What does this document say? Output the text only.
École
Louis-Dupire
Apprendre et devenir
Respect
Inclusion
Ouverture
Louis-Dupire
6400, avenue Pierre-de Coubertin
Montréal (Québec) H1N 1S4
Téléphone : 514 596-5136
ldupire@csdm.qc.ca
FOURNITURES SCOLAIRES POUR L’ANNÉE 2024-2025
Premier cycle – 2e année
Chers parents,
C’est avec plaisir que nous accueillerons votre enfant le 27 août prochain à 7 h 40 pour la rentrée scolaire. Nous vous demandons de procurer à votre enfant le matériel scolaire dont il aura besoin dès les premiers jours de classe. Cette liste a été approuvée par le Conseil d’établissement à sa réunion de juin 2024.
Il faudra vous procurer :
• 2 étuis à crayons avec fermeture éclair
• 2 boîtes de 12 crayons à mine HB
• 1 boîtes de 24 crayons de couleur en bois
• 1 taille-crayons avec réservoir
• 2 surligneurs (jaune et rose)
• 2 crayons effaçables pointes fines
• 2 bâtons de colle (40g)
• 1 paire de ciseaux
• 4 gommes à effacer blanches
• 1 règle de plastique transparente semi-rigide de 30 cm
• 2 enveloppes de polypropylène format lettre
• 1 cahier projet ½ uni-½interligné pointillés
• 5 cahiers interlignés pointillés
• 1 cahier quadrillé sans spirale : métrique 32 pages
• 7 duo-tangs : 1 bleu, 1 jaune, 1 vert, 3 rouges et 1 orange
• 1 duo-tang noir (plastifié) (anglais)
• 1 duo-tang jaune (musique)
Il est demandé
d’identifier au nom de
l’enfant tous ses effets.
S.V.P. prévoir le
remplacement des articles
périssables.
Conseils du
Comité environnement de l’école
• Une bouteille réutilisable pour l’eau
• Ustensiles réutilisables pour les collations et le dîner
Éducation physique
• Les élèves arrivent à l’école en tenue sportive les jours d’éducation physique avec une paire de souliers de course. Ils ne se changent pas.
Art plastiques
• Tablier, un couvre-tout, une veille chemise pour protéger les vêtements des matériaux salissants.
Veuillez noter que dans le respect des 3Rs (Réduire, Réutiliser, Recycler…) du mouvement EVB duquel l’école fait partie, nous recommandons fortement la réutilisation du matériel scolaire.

_Problem requirements_
Write out the entries above once more, without altering anything.

_Final result_
What does this document say? Output the text only.
École
Louis-Dupire
Apprendre et devenir
Respect
Inclusion
Ouverture
Louis-Dupire
6400, avenue Pierre-de Coubertin
Montréal (Québec) H1N 1S4
Téléphone : 514 596-5136
ldupire@csdm.qc.ca
FOURNITURES SCOLAIRES POUR L’ANNÉE 2024-2025
Premier cycle – 2e année
Chers parents,
C’est avec plaisir que nous accueillerons votre enfant le 27 août prochain à 7 h 40 pour la rentrée scolaire. Nous vous demandons de procurer à votre enfant le matériel scolaire dont il aura besoin dès les premiers jours de classe. Cette liste a été approuvée par le Conseil d’établissement à sa réunion de juin 2024.
Il faudra vous procurer :
• 2 étuis à crayons avec fermeture éclair
• 2 boîtes de 12 crayons à mine HB
• 1 boîtes de 24 crayons de couleur en bois
• 1 taille-crayons avec réservoir
• 2 surligneurs (jaune et rose)
• 2 crayons effaçables pointes fines
• 2 bâtons de colle (40g)
• 1 paire de ciseaux
• 4 gommes à effacer blanches
• 1 règle de plastique transparente semi-rigide de 30 cm
• 2 enveloppes de polypropylène format lettre
• 1 cahier projet ½ uni-½interligné pointillés
• 5 cahiers interlignés pointillés
• 1 cahier quadrillé sans spirale : métrique 32 pages
• 7 duo-tangs : 1 bleu, 1 jaune, 1 vert, 3 rouges et 1 orange
• 1 duo-tang noir (plastifié) (anglais)
• 1 duo-tang jaune (musique)
Il est demandé
d’identifier au nom de
l’enfant tous ses effets.
S.V.P. prévoir le
remplacement des articles
périssables.
Conseils du
Comité environnement de l’école
• Une bouteille réutilisable pour l’eau
• Ustensiles réutilisables pour les collations et le dîner
Éducation physique
• Les élèves arrivent à l’école en tenue sportive les jours d’éducation physique avec une paire de souliers de course. Ils ne se changent pas.
Art plastiques
• Tablier, un couvre-tout, une veille chemise pour protéger les vêtements des matériaux salissants.
Veuillez noter que dans le respect des 3Rs (Réduire, Réutiliser, Recycler…) du mouvement EVB duquel l’école fait partie, nous recommandons fortement la réutilisation du matériel scolaire.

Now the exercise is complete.